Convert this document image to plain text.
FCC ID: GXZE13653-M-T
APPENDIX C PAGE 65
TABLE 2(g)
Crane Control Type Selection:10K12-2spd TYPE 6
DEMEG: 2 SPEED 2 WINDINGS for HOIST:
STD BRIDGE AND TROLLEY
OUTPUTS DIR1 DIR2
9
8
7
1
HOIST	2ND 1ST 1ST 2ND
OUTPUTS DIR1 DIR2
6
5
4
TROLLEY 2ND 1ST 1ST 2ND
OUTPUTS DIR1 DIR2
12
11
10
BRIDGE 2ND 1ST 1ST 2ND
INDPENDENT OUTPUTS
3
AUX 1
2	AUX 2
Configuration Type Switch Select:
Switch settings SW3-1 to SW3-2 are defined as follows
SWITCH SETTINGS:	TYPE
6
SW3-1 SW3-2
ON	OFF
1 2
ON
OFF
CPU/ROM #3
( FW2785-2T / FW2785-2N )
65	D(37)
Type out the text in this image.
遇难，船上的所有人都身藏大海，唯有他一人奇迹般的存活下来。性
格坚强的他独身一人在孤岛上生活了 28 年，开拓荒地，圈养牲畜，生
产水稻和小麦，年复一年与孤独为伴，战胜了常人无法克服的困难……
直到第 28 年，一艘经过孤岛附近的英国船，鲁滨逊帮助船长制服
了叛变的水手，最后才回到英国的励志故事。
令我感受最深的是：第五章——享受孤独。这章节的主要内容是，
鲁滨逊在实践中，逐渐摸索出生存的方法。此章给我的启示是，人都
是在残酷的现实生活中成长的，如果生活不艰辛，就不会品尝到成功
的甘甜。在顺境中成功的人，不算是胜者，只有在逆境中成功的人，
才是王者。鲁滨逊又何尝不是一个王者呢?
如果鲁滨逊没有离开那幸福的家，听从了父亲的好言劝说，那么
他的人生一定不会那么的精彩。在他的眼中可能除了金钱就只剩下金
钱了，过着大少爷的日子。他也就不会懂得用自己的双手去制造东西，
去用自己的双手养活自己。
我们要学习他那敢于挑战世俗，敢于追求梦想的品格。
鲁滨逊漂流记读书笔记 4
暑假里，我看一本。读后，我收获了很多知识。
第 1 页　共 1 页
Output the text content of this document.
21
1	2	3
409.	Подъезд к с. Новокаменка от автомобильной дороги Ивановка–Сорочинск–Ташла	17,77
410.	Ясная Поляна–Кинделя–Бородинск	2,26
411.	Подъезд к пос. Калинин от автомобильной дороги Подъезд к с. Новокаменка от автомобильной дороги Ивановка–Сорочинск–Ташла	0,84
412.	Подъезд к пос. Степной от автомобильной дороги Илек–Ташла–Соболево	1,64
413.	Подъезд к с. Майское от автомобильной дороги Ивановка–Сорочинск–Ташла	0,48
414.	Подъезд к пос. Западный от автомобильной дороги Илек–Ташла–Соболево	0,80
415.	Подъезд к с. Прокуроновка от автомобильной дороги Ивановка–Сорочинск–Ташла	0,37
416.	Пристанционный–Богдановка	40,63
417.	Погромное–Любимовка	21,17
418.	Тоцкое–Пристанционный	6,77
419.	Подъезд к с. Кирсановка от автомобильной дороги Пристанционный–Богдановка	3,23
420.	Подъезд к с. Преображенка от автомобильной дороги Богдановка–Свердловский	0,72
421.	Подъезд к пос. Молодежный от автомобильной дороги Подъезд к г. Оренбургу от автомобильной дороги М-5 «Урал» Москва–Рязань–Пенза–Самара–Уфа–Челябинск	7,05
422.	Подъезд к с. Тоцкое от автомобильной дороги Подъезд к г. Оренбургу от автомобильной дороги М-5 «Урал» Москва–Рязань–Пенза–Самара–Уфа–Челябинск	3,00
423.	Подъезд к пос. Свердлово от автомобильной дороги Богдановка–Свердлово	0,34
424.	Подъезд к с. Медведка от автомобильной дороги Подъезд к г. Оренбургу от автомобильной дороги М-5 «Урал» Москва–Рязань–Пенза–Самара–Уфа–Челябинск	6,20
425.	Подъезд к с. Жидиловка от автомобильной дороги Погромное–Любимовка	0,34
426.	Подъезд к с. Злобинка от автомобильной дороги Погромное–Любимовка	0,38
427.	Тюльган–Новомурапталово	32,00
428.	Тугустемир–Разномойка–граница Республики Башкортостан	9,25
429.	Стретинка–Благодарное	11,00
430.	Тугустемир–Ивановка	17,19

-=-=-

### What is needed
Say the number of lines in the listing that hold "Ивановка", with no added words.

### Exercise answer
5